Scan the following material for the string "Eylemleri" and copy each line in which it appears.
==== INPUT ====
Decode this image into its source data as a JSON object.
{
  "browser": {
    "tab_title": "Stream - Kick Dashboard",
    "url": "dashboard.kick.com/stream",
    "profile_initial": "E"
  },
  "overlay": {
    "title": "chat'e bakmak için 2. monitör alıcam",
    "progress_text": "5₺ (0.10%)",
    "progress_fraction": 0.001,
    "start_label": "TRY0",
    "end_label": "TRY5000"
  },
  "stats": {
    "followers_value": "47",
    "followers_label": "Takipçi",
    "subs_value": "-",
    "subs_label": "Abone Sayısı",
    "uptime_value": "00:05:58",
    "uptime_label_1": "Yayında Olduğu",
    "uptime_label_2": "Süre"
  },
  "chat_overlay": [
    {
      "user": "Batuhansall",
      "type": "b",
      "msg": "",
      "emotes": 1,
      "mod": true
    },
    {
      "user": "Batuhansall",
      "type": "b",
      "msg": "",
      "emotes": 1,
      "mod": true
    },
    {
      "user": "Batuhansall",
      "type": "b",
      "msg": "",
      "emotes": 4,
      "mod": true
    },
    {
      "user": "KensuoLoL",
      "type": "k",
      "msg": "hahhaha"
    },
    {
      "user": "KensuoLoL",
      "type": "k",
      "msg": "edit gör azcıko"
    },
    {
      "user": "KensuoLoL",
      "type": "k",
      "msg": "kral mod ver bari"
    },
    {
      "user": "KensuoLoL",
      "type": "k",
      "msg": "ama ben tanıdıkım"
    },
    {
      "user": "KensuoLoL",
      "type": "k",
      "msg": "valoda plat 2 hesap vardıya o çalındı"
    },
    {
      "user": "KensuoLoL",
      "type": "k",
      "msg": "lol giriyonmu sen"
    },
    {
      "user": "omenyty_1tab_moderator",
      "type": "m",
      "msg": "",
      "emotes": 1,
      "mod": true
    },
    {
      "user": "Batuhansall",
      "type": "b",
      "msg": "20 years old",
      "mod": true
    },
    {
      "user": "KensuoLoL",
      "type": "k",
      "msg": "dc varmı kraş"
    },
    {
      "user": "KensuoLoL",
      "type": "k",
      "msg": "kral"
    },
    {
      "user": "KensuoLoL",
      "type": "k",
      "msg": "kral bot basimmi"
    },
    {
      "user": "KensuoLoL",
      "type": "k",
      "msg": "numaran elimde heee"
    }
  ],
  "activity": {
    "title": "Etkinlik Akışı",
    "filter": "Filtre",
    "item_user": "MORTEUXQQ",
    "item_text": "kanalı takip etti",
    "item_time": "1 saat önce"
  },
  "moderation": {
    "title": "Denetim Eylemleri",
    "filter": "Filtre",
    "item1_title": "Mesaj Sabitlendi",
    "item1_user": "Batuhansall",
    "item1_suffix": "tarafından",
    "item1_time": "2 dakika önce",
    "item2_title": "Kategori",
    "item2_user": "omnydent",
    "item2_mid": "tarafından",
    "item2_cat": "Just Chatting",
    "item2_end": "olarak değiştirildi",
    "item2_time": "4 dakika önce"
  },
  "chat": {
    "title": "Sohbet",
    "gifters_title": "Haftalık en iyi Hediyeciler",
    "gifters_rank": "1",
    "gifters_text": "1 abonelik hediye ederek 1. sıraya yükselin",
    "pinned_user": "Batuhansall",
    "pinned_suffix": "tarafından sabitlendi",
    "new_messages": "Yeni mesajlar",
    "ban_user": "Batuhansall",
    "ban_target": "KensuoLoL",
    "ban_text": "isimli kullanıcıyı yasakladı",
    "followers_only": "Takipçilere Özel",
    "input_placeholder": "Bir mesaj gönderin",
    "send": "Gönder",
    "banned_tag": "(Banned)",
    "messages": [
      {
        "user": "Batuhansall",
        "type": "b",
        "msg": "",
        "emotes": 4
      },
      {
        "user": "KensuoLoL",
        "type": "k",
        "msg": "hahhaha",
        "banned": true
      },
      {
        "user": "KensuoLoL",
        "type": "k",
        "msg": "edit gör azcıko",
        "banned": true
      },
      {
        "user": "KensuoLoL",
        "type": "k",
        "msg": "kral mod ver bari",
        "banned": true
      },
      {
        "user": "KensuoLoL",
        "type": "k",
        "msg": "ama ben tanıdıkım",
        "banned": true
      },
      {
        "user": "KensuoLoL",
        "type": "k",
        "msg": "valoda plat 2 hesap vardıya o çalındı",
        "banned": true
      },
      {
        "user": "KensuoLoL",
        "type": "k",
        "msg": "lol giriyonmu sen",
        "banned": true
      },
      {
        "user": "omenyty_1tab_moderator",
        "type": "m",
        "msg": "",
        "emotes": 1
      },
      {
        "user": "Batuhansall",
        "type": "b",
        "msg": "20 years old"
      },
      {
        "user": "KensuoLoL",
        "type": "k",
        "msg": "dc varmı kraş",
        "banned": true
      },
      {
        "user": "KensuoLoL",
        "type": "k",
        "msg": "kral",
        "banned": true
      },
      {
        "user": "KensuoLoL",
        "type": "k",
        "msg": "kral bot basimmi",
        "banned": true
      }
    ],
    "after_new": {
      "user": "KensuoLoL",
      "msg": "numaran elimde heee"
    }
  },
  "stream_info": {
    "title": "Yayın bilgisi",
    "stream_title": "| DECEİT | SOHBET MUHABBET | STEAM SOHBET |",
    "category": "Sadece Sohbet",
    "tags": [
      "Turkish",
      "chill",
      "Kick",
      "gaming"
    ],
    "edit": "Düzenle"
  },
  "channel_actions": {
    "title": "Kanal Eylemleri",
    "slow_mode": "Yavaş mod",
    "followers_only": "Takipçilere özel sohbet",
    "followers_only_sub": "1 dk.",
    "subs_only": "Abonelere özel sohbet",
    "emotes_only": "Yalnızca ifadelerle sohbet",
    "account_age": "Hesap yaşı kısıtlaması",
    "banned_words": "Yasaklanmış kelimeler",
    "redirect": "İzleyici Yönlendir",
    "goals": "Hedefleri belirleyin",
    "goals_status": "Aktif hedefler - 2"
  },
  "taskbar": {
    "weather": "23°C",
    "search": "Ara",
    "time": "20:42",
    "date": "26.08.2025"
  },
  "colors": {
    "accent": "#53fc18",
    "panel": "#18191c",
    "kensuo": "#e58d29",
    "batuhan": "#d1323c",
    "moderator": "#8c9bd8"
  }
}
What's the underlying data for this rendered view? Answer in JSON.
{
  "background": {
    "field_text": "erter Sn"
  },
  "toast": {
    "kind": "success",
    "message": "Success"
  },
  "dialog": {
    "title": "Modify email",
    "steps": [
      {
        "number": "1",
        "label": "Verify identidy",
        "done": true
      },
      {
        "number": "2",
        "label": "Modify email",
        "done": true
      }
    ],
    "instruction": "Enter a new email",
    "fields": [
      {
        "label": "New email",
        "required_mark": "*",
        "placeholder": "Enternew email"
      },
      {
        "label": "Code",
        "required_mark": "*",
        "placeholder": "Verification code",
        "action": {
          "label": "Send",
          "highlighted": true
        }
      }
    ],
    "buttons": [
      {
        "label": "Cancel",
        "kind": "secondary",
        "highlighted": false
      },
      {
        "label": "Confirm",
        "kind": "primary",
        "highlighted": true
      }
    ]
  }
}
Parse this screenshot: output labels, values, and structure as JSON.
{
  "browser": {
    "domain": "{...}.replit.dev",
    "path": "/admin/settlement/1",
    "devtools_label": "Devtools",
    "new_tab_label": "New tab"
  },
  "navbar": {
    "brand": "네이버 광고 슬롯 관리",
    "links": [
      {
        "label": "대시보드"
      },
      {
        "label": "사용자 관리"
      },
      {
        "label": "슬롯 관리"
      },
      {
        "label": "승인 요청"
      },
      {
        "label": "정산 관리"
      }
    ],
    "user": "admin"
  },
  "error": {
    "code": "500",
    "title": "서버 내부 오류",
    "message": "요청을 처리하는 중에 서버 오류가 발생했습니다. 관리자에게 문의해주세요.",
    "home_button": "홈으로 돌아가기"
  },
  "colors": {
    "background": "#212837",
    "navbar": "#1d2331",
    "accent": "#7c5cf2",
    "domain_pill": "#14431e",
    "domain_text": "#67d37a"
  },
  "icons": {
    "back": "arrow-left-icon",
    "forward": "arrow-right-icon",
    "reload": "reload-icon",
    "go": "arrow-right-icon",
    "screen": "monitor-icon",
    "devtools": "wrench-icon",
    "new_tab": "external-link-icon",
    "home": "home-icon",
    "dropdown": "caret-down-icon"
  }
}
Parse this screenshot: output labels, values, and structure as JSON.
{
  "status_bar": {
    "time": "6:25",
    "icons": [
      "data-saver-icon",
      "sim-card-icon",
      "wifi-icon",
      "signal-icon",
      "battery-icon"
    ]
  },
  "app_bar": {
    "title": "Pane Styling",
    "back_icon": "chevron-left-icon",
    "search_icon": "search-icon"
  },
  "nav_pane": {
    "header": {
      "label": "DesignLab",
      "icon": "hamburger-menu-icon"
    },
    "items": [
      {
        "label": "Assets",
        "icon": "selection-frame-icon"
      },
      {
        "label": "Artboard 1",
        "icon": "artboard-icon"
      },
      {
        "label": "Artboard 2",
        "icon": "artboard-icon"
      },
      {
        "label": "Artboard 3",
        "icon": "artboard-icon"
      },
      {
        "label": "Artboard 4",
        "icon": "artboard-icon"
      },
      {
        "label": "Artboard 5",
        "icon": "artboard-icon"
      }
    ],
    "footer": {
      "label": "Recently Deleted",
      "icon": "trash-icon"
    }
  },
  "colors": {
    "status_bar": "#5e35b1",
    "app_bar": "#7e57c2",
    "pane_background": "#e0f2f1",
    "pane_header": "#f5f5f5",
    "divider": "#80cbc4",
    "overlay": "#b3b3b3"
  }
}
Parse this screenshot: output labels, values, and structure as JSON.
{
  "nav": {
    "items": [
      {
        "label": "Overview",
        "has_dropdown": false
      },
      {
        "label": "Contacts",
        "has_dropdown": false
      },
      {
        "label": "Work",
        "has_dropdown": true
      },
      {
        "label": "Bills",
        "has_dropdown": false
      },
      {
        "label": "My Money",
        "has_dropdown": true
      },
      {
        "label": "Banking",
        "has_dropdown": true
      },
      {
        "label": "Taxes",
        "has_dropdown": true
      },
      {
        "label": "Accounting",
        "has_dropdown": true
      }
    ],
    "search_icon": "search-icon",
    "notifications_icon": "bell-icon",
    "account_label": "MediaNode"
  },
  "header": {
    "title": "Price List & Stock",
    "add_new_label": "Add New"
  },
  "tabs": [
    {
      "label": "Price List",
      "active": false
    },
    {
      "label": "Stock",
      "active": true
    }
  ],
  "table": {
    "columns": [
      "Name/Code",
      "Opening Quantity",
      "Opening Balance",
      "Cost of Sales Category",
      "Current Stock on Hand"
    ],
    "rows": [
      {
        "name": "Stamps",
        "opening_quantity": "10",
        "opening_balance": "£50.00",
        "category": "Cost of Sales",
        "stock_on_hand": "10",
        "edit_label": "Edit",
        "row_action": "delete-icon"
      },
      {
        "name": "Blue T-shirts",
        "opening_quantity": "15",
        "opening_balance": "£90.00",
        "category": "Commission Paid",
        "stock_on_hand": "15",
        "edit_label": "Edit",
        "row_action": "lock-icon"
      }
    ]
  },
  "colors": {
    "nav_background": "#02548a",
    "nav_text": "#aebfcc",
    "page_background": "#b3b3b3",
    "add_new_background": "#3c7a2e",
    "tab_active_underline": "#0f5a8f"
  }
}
====
EXPECTED OUTPUT:
    "title": "Denetim Eylemleri",
    "title": "Kanal Eylemleri",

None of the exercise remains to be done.